#### Task objective:
Output all the data exactly. Pictures do not belong in the copy.

Records from a data source:
↓

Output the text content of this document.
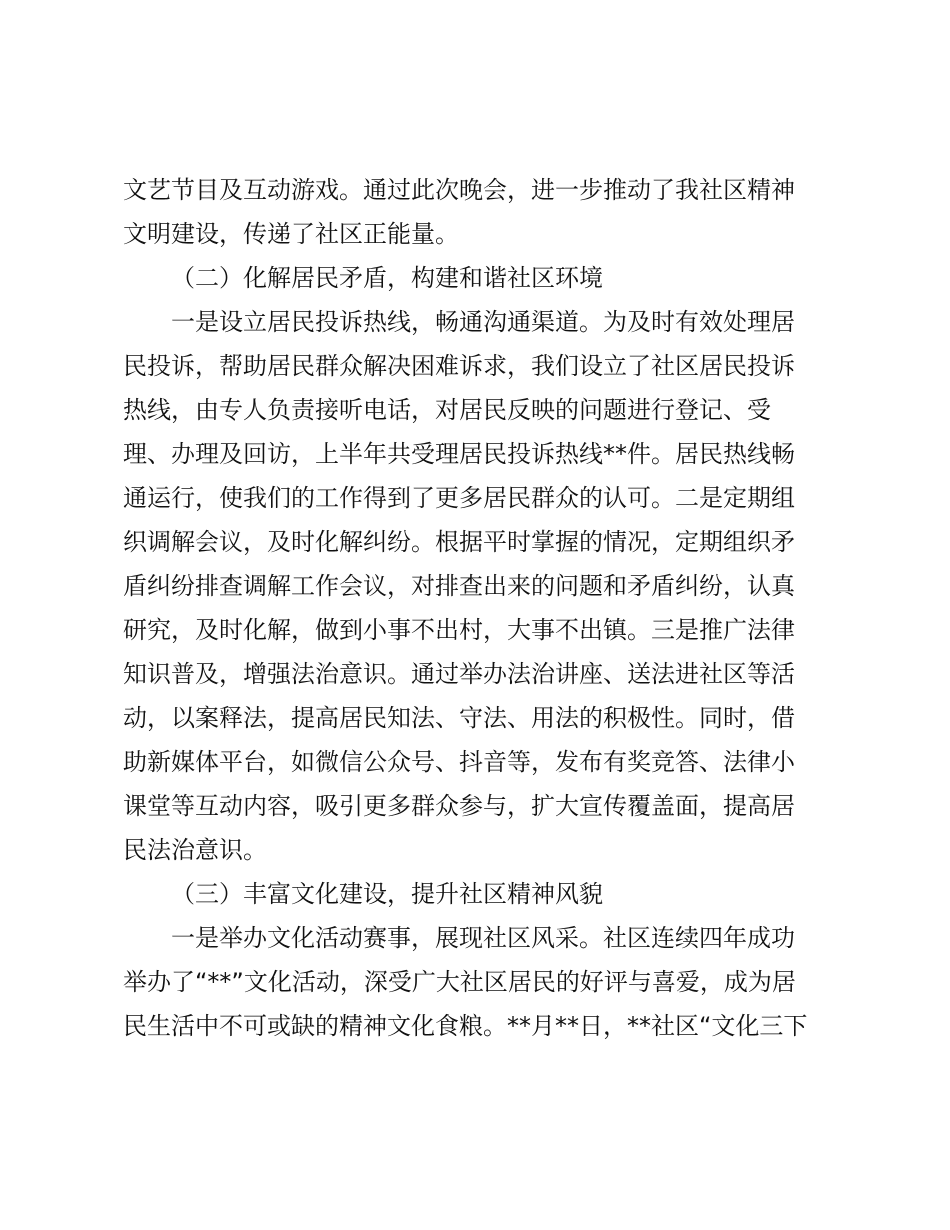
文艺节目及互动游戏。通过此次晚会，进一步推动了我社区精神
文明建设，传递了社区正能量。
（二）化解居民矛盾，构建和谐社区环境
一是设立居民投诉热线，畅通沟通渠道。为及时有效处理居
民投诉，帮助居民群众解决困难诉求，我们设立了社区居民投诉
热线，由专人负责接听电话，对居民反映的问题进行登记、受
理、办理及回访，上半年共受理居民投诉热线**件。居民热线畅
通运行，使我们的工作得到了更多居民群众的认可。二是定期组
织调解会议，及时化解纠纷。根据平时掌握的情况，定期组织矛
盾纠纷排查调解工作会议，对排查出来的问题和矛盾纠纷，认真
研究，及时化解，做到小事不出村，大事不出镇。三是推广法律
知识普及，增强法治意识。通过举办法治讲座、送法进社区等活
动，以案释法，提高居民知法、守法、用法的积极性。同时，借
助新媒体平台，如微信公众号、抖音等，发布有奖竞答、法律小
课堂等互动内容，吸引更多群众参与，扩大宣传覆盖面，提高居
民法治意识。
（三）丰富文化建设，提升社区精神风貌
一是举办文化活动赛事，展现社区风采。社区连续四年成功
举办了“**”文化活动，深受广大社区居民的好评与喜爱，成为居
民生活中不可或缺的精神文化食粮。**月**日，**社区“文化三下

↑

#### Finished exercise:
Output the text content of this document.
文艺节目及互动游戏。通过此次晚会，进一步推动了我社区精神
文明建设，传递了社区正能量。
（二）化解居民矛盾，构建和谐社区环境
一是设立居民投诉热线，畅通沟通渠道。为及时有效处理居
民投诉，帮助居民群众解决困难诉求，我们设立了社区居民投诉
热线，由专人负责接听电话，对居民反映的问题进行登记、受
理、办理及回访，上半年共受理居民投诉热线**件。居民热线畅
通运行，使我们的工作得到了更多居民群众的认可。二是定期组
织调解会议，及时化解纠纷。根据平时掌握的情况，定期组织矛
盾纠纷排查调解工作会议，对排查出来的问题和矛盾纠纷，认真
研究，及时化解，做到小事不出村，大事不出镇。三是推广法律
知识普及，增强法治意识。通过举办法治讲座、送法进社区等活
动，以案释法，提高居民知法、守法、用法的积极性。同时，借
助新媒体平台，如微信公众号、抖音等，发布有奖竞答、法律小
课堂等互动内容，吸引更多群众参与，扩大宣传覆盖面，提高居
民法治意识。
（三）丰富文化建设，提升社区精神风貌
一是举办文化活动赛事，展现社区风采。社区连续四年成功
举办了“**”文化活动，深受广大社区居民的好评与喜爱，成为居
民生活中不可或缺的精神文化食粮。**月**日，**社区“文化三下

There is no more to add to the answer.